[BEGIN]
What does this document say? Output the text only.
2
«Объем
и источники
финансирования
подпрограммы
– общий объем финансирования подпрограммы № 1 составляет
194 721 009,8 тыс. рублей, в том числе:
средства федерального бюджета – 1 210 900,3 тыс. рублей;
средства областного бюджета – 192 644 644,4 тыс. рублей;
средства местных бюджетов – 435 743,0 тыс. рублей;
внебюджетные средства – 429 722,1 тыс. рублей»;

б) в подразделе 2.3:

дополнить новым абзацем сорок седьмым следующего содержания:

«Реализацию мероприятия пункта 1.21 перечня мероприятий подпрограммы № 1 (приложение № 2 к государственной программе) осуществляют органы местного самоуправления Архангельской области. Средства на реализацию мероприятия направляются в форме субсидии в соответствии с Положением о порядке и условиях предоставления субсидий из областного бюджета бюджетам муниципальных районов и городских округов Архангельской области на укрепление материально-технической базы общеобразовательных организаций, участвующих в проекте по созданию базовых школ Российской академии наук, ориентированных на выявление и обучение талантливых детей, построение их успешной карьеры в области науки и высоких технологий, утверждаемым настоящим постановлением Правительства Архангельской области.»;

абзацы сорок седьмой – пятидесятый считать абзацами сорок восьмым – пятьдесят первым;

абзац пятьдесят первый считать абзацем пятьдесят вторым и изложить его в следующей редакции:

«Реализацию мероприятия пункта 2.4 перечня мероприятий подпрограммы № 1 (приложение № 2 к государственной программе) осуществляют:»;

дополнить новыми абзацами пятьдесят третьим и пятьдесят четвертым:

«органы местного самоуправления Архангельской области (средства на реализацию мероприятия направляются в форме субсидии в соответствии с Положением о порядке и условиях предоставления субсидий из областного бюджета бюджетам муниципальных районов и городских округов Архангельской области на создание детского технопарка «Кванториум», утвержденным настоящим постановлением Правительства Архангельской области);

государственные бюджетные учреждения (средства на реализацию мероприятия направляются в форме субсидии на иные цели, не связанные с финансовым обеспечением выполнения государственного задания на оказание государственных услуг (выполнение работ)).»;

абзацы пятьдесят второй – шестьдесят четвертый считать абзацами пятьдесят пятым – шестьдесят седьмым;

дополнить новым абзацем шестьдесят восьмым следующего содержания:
[END]
-- Written task --
Gather up, from the records above, each line where the word "абзацы" appears.

-- The output --
абзацы сорок седьмой – пятидесятый считать абзацами сорок восьмым – пятьдесят первым;
абзацы пятьдесят второй – шестьдесят четвертый считать абзацами пятьдесят пятым – шестьдесят седьмым;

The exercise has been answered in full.